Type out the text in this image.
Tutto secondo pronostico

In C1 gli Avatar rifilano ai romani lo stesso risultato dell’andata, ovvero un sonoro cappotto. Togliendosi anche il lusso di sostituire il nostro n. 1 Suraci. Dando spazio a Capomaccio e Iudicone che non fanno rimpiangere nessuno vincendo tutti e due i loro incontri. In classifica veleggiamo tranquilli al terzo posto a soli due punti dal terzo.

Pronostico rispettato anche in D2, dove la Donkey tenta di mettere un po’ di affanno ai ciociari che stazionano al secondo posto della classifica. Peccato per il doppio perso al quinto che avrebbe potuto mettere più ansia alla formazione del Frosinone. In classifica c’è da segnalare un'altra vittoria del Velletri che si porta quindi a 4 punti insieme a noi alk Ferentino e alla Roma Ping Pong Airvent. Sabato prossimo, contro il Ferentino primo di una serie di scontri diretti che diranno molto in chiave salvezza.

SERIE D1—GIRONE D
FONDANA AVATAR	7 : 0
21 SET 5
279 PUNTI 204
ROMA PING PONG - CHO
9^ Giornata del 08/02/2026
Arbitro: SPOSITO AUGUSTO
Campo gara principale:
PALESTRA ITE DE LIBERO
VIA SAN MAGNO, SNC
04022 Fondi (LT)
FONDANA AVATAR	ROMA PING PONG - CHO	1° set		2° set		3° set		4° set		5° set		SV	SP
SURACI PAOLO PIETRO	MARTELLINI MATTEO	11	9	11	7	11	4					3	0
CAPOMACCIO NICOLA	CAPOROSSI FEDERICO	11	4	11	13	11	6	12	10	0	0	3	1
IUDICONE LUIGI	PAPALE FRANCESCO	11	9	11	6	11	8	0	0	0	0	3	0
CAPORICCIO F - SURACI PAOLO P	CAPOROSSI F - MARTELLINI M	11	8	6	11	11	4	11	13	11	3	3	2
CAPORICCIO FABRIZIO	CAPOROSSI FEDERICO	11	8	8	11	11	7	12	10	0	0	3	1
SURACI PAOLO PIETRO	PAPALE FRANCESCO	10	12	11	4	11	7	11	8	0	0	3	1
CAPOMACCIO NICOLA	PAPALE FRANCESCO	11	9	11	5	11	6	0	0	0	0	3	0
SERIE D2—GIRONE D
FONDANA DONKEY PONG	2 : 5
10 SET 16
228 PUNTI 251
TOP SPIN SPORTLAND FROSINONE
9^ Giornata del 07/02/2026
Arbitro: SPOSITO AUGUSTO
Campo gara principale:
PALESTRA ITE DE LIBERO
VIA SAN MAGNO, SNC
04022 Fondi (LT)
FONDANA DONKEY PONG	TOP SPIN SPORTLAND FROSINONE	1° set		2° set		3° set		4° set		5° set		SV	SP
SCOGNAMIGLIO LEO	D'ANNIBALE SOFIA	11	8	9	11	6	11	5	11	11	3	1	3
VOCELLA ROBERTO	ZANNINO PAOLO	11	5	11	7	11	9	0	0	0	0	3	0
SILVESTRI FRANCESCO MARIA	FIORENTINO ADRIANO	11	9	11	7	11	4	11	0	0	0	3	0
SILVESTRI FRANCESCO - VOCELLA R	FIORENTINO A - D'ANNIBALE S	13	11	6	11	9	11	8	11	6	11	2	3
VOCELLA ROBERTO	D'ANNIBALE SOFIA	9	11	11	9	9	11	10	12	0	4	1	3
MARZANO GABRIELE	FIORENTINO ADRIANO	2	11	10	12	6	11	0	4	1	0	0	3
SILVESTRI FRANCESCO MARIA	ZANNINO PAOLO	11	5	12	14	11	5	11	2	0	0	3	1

----

Write the material out again word for word.

=== Complete response ===
Type out the text in this image.
Tutto secondo pronostico

In C1 gli Avatar rifilano ai romani lo stesso risultato dell’andata, ovvero un sonoro cappotto. Togliendosi anche il lusso di sostituire il nostro n. 1 Suraci. Dando spazio a Capomaccio e Iudicone che non fanno rimpiangere nessuno vincendo tutti e due i loro incontri. In classifica veleggiamo tranquilli al terzo posto a soli due punti dal terzo.

Pronostico rispettato anche in D2, dove la Donkey tenta di mettere un po’ di affanno ai ciociari che stazionano al secondo posto della classifica. Peccato per il doppio perso al quinto che avrebbe potuto mettere più ansia alla formazione del Frosinone. In classifica c’è da segnalare un'altra vittoria del Velletri che si porta quindi a 4 punti insieme a noi alk Ferentino e alla Roma Ping Pong Airvent. Sabato prossimo, contro il Ferentino primo di una serie di scontri diretti che diranno molto in chiave salvezza.

SERIE D1—GIRONE D
FONDANA AVATAR	7 : 0
21 SET 5
279 PUNTI 204
ROMA PING PONG - CHO
9^ Giornata del 08/02/2026
Arbitro: SPOSITO AUGUSTO
Campo gara principale:
PALESTRA ITE DE LIBERO
VIA SAN MAGNO, SNC
04022 Fondi (LT)
FONDANA AVATAR	ROMA PING PONG - CHO	1° set		2° set		3° set		4° set		5° set		SV	SP
SURACI PAOLO PIETRO	MARTELLINI MATTEO	11	9	11	7	11	4					3	0
CAPOMACCIO NICOLA	CAPOROSSI FEDERICO	11	4	11	13	11	6	12	10	0	0	3	1
IUDICONE LUIGI	PAPALE FRANCESCO	11	9	11	6	11	8	0	0	0	0	3	0
CAPORICCIO F - SURACI PAOLO P	CAPOROSSI F - MARTELLINI M	11	8	6	11	11	4	11	13	11	3	3	2
CAPORICCIO FABRIZIO	CAPOROSSI FEDERICO	11	8	8	11	11	7	12	10	0	0	3	1
SURACI PAOLO PIETRO	PAPALE FRANCESCO	10	12	11	4	11	7	11	8	0	0	3	1
CAPOMACCIO NICOLA	PAPALE FRANCESCO	11	9	11	5	11	6	0	0	0	0	3	0
SERIE D2—GIRONE D
FONDANA DONKEY PONG	2 : 5
10 SET 16
228 PUNTI 251
TOP SPIN SPORTLAND FROSINONE
9^ Giornata del 07/02/2026
Arbitro: SPOSITO AUGUSTO
Campo gara principale:
PALESTRA ITE DE LIBERO
VIA SAN MAGNO, SNC
04022 Fondi (LT)
FONDANA DONKEY PONG	TOP SPIN SPORTLAND FROSINONE	1° set		2° set		3° set		4° set		5° set		SV	SP
SCOGNAMIGLIO LEO	D'ANNIBALE SOFIA	11	8	9	11	6	11	5	11	11	3	1	3
VOCELLA ROBERTO	ZANNINO PAOLO	11	5	11	7	11	9	0	0	0	0	3	0
SILVESTRI FRANCESCO MARIA	FIORENTINO ADRIANO	11	9	11	7	11	4	11	0	0	0	3	0
SILVESTRI FRANCESCO - VOCELLA R	FIORENTINO A - D'ANNIBALE S	13	11	6	11	9	11	8	11	6	11	2	3
VOCELLA ROBERTO	D'ANNIBALE SOFIA	9	11	11	9	9	11	10	12	0	4	1	3
MARZANO GABRIELE	FIORENTINO ADRIANO	2	11	10	12	6	11	0	4	1	0	0	3
SILVESTRI FRANCESCO MARIA	ZANNINO PAOLO	11	5	12	14	11	5	11	2	0	0	3	1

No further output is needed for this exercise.